§ Task brief
Select all lines in the records that include "this".

§ Source records
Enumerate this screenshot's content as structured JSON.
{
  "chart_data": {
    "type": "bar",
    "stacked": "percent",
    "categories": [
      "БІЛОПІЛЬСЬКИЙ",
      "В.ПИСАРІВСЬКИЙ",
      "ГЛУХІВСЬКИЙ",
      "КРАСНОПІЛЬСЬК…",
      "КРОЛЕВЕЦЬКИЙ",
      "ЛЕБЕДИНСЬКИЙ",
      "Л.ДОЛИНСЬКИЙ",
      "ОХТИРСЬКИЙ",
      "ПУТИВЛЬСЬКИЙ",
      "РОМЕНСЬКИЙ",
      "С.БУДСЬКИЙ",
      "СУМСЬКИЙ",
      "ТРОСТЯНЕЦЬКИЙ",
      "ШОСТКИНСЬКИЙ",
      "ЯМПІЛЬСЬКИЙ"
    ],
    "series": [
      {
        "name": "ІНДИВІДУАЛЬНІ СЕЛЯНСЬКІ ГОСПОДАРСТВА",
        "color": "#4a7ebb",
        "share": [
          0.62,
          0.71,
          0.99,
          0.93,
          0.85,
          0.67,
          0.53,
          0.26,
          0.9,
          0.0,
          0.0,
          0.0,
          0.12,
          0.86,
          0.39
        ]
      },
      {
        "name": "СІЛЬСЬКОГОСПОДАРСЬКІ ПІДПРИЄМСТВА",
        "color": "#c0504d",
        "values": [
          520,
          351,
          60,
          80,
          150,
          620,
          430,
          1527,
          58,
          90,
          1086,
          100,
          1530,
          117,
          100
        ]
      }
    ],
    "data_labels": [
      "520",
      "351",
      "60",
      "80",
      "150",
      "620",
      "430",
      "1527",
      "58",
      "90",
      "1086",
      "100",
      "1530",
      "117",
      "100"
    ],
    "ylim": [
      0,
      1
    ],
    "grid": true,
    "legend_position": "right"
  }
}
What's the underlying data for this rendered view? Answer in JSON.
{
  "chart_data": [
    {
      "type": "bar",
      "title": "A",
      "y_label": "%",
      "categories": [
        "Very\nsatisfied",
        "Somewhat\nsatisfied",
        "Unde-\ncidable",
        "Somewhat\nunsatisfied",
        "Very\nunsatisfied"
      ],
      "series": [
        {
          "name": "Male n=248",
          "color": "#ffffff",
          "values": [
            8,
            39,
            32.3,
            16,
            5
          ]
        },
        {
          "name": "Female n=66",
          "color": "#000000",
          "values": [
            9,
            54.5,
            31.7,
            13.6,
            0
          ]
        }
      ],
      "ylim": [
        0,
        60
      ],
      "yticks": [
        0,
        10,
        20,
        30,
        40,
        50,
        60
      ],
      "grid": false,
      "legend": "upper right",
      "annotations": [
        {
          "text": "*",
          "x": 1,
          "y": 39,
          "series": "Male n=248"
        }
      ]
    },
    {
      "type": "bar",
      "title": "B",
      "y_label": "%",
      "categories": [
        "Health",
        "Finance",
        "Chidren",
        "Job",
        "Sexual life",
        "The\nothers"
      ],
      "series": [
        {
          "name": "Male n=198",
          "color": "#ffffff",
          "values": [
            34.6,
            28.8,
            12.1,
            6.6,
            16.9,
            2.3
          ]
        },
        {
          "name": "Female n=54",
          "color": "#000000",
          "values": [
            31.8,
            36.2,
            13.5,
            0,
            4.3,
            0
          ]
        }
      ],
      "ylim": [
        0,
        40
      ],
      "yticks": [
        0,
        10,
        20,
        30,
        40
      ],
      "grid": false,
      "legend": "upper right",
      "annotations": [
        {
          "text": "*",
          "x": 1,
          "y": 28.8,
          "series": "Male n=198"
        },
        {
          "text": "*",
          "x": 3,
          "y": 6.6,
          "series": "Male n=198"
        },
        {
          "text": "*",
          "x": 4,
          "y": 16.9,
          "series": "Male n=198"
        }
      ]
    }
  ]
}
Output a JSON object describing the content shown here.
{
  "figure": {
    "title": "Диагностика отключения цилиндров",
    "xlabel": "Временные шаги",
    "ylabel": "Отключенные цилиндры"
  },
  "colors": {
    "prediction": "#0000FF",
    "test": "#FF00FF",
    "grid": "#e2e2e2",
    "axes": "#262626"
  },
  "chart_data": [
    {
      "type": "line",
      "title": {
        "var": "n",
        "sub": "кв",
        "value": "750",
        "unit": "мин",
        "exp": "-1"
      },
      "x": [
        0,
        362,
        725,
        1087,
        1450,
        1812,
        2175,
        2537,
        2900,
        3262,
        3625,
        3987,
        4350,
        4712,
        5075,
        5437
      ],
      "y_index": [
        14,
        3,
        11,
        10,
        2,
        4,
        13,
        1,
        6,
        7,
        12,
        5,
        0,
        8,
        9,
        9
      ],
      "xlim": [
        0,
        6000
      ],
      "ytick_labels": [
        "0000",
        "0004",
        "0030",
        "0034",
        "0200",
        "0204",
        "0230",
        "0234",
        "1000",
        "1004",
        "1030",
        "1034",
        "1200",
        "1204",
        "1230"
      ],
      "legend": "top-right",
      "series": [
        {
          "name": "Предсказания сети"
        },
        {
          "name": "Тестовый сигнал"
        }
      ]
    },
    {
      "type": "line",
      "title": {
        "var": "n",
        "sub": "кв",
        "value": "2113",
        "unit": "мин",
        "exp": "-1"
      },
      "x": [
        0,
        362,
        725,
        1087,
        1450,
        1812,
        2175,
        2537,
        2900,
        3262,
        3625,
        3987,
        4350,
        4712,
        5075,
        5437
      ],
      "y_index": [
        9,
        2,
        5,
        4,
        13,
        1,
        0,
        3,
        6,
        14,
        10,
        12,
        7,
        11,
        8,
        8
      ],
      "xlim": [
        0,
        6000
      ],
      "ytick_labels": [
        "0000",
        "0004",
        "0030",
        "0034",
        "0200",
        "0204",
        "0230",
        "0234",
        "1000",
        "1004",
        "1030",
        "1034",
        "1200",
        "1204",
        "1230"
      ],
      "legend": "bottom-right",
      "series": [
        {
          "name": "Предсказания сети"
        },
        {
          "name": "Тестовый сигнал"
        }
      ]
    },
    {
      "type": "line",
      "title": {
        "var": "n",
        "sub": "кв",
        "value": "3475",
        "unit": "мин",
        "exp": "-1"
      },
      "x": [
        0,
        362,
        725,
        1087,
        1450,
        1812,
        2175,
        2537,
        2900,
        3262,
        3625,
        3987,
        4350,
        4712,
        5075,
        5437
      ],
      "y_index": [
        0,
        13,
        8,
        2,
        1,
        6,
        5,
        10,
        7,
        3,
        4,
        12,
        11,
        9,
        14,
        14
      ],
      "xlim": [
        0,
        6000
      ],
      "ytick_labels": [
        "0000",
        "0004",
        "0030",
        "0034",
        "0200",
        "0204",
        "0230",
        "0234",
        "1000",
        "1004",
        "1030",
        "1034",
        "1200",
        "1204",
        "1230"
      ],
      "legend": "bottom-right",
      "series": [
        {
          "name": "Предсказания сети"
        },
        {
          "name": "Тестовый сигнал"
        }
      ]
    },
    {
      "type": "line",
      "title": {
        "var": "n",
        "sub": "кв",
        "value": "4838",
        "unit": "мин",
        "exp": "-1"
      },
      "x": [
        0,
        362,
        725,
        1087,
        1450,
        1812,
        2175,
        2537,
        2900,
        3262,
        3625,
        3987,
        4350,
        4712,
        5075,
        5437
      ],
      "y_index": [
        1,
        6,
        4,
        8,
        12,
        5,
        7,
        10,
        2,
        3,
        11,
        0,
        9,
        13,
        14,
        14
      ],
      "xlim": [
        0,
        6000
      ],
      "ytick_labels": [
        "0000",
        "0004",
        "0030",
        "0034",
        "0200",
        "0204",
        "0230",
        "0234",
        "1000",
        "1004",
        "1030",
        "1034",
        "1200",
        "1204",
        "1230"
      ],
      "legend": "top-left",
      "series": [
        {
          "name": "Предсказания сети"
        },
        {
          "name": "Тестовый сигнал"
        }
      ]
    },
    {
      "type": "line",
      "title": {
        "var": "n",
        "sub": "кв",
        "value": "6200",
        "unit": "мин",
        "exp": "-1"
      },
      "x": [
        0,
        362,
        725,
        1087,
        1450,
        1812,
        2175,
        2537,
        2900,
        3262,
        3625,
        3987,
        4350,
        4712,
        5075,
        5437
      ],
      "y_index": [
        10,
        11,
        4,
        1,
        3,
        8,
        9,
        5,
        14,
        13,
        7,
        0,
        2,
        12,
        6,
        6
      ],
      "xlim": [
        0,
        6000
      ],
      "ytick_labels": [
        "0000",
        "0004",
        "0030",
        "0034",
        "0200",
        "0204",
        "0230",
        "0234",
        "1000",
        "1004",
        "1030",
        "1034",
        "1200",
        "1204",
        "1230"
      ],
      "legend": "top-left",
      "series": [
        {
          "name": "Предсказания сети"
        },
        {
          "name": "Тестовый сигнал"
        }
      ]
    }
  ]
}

§ Task answer
Enumerate this screenshot's content as structured JSON.
What's the underlying data for this rendered view? Answer in JSON.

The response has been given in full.